**Task to complete**.
From the listing that follows, reproduce only the lines from the one holding "Transcribe this image's" through the one holding "Extract all the data from this chart as JSON.", both included, with no pictures.

**Provided material**.
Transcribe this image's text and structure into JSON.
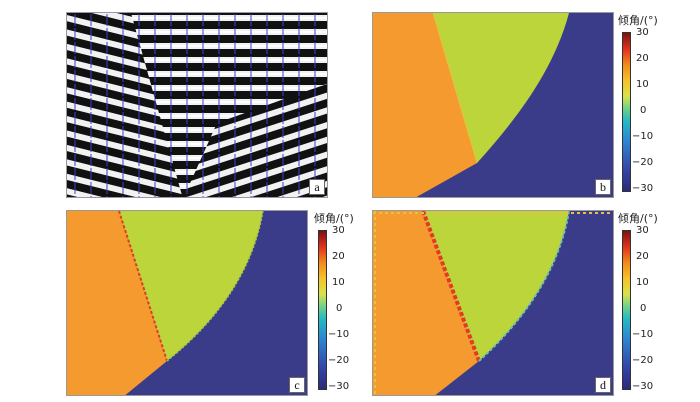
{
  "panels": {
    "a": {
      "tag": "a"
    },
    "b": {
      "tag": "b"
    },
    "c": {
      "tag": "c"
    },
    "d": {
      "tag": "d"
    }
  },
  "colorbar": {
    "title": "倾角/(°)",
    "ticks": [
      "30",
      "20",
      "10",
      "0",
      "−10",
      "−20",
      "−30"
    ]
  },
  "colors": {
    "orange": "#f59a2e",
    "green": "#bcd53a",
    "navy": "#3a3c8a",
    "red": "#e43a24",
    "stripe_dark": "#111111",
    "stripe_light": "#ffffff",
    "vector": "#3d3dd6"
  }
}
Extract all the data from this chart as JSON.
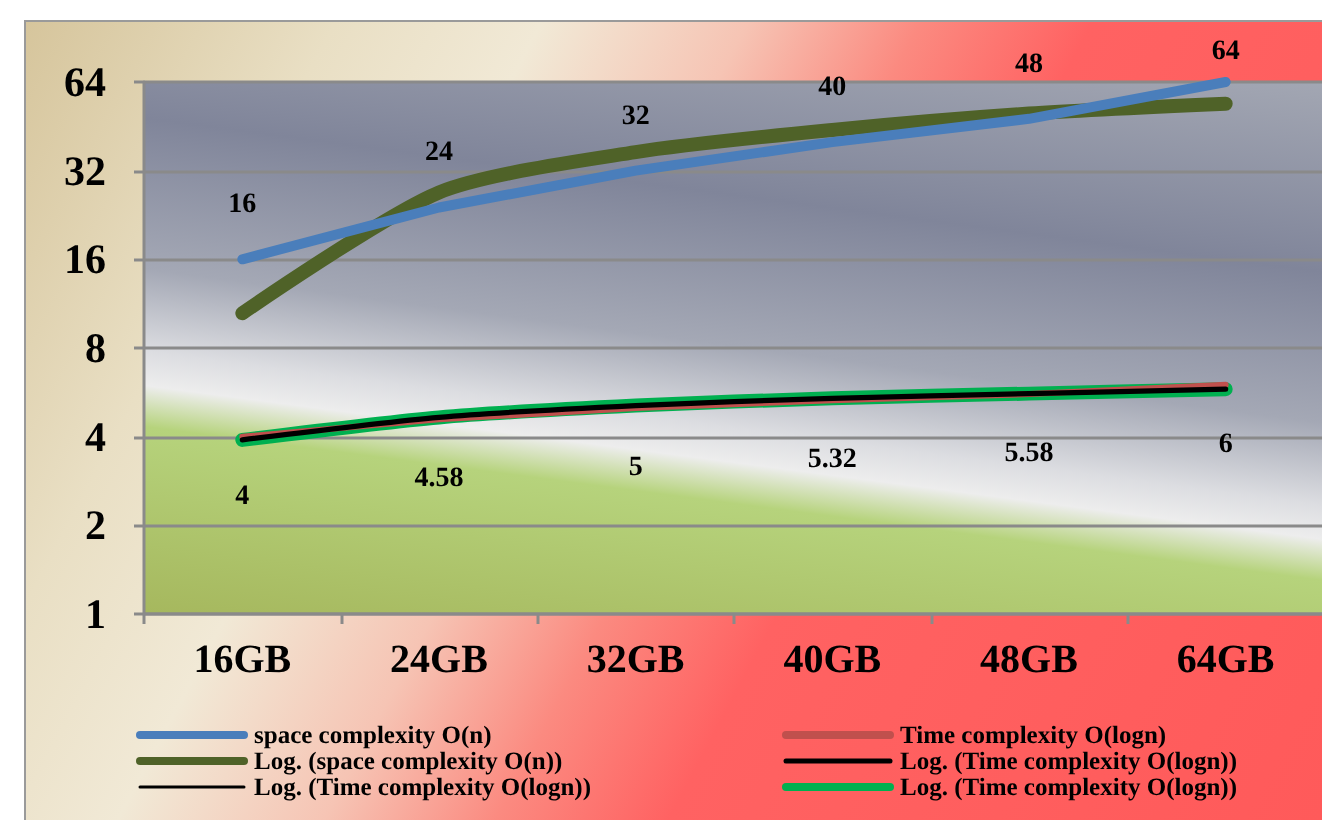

...

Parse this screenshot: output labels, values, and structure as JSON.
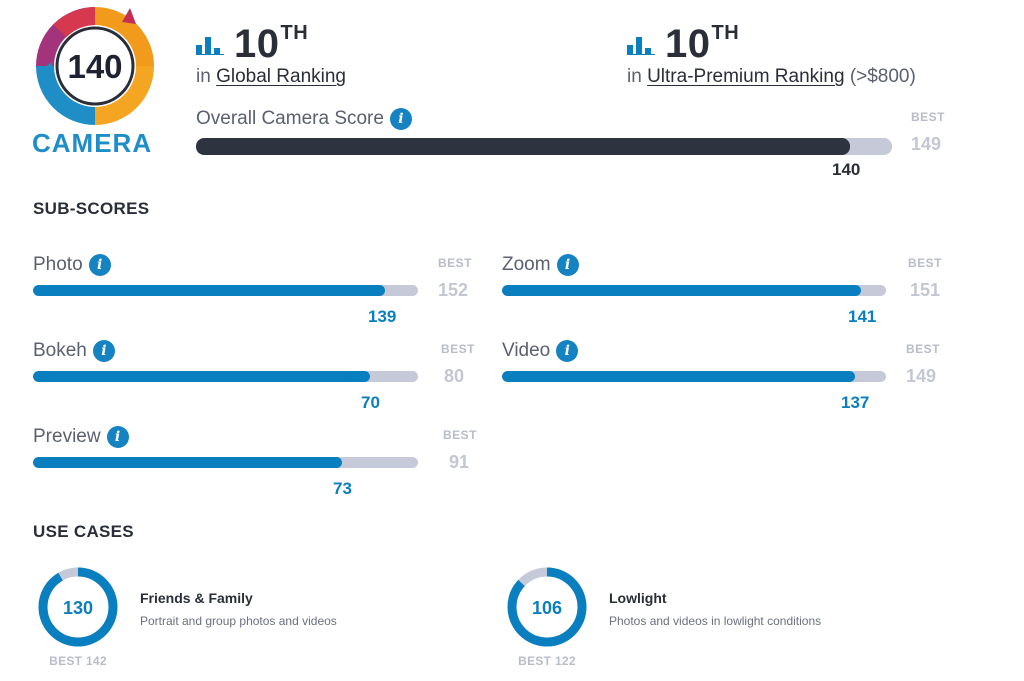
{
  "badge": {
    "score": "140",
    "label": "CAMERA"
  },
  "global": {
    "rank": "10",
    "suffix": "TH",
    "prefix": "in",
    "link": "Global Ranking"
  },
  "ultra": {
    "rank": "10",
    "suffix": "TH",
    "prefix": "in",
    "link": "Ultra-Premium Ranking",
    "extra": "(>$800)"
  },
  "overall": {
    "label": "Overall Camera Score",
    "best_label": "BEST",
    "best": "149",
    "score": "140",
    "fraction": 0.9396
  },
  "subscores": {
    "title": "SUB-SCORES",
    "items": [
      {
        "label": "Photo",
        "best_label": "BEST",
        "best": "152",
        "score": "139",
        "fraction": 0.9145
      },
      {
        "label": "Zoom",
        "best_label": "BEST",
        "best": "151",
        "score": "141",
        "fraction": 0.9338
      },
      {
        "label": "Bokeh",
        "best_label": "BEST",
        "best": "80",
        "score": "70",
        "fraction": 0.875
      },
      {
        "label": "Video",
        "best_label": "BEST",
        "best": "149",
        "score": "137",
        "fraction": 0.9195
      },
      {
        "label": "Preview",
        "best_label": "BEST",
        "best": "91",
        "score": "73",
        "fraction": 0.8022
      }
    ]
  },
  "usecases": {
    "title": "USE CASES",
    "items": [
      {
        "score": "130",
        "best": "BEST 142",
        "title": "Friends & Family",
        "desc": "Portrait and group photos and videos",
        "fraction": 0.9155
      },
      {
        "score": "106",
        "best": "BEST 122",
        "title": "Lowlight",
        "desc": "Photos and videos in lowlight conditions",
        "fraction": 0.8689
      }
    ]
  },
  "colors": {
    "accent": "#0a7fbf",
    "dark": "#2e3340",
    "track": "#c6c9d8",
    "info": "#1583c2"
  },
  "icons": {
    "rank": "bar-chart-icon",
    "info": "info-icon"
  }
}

**The answer**.
Transcribe this image's text and structure into JSON.
{
  "panels": {
    "a": {
      "tag": "a"
    },
    "b": {
      "tag": "b"
    },
    "c": {
      "tag": "c"
    },
    "d": {
      "tag": "d"
    }
  },
  "colorbar": {
    "title": "倾角/(°)",
    "ticks": [
      "30",
      "20",
      "10",
      "0",
      "−10",
      "−20",
      "−30"
    ]
  },
  "colors": {
    "orange": "#f59a2e",
    "green": "#bcd53a",
    "navy": "#3a3c8a",
    "red": "#e43a24",
    "stripe_dark": "#111111",
    "stripe_light": "#ffffff",
    "vector": "#3d3dd6"
  }
}
Extract all the data from this chart as JSON.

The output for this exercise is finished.